>> begin Material supplied
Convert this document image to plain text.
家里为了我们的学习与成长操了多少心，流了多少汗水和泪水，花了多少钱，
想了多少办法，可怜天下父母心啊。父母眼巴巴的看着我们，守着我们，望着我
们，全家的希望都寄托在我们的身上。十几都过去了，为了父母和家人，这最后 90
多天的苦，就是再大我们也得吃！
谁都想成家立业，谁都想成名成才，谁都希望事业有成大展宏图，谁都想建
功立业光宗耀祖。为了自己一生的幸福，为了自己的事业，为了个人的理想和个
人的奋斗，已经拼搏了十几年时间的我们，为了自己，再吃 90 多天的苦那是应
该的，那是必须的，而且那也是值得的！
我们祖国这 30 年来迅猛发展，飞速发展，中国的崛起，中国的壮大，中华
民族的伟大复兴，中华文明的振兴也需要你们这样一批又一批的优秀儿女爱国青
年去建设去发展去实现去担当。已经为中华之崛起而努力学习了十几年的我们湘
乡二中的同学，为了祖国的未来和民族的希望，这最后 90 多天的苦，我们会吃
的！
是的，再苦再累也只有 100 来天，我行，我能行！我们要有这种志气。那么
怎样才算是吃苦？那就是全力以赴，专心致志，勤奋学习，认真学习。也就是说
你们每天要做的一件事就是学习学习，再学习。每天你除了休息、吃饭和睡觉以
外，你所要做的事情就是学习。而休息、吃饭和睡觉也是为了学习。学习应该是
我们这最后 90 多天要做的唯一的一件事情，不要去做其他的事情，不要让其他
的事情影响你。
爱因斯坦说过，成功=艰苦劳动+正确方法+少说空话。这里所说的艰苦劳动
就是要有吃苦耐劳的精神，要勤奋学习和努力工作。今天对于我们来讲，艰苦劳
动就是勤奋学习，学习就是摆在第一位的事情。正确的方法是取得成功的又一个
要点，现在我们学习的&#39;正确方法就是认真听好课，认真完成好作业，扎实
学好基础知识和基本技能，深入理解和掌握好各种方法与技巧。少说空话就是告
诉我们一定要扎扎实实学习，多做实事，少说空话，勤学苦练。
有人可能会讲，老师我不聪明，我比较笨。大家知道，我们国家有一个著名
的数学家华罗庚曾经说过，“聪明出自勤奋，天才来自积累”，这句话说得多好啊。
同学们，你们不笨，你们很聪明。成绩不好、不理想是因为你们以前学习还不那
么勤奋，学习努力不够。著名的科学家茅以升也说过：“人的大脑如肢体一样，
>> end Material supplied
▶ [Task instructions]:
Restate the whole of the material exactly.

▶ [Reply to the task]:
Convert this document image to plain text.
家里为了我们的学习与成长操了多少心，流了多少汗水和泪水，花了多少钱，
想了多少办法，可怜天下父母心啊。父母眼巴巴的看着我们，守着我们，望着我
们，全家的希望都寄托在我们的身上。十几都过去了，为了父母和家人，这最后 90
多天的苦，就是再大我们也得吃！
谁都想成家立业，谁都想成名成才，谁都希望事业有成大展宏图，谁都想建
功立业光宗耀祖。为了自己一生的幸福，为了自己的事业，为了个人的理想和个
人的奋斗，已经拼搏了十几年时间的我们，为了自己，再吃 90 多天的苦那是应
该的，那是必须的，而且那也是值得的！
我们祖国这 30 年来迅猛发展，飞速发展，中国的崛起，中国的壮大，中华
民族的伟大复兴，中华文明的振兴也需要你们这样一批又一批的优秀儿女爱国青
年去建设去发展去实现去担当。已经为中华之崛起而努力学习了十几年的我们湘
乡二中的同学，为了祖国的未来和民族的希望，这最后 90 多天的苦，我们会吃
的！
是的，再苦再累也只有 100 来天，我行，我能行！我们要有这种志气。那么
怎样才算是吃苦？那就是全力以赴，专心致志，勤奋学习，认真学习。也就是说
你们每天要做的一件事就是学习学习，再学习。每天你除了休息、吃饭和睡觉以
外，你所要做的事情就是学习。而休息、吃饭和睡觉也是为了学习。学习应该是
我们这最后 90 多天要做的唯一的一件事情，不要去做其他的事情，不要让其他
的事情影响你。
爱因斯坦说过，成功=艰苦劳动+正确方法+少说空话。这里所说的艰苦劳动
就是要有吃苦耐劳的精神，要勤奋学习和努力工作。今天对于我们来讲，艰苦劳
动就是勤奋学习，学习就是摆在第一位的事情。正确的方法是取得成功的又一个
要点，现在我们学习的&#39;正确方法就是认真听好课，认真完成好作业，扎实
学好基础知识和基本技能，深入理解和掌握好各种方法与技巧。少说空话就是告
诉我们一定要扎扎实实学习，多做实事，少说空话，勤学苦练。
有人可能会讲，老师我不聪明，我比较笨。大家知道，我们国家有一个著名
的数学家华罗庚曾经说过，“聪明出自勤奋，天才来自积累”，这句话说得多好啊。
同学们，你们不笨，你们很聪明。成绩不好、不理想是因为你们以前学习还不那
么勤奋，学习努力不够。著名的科学家茅以升也说过：“人的大脑如肢体一样，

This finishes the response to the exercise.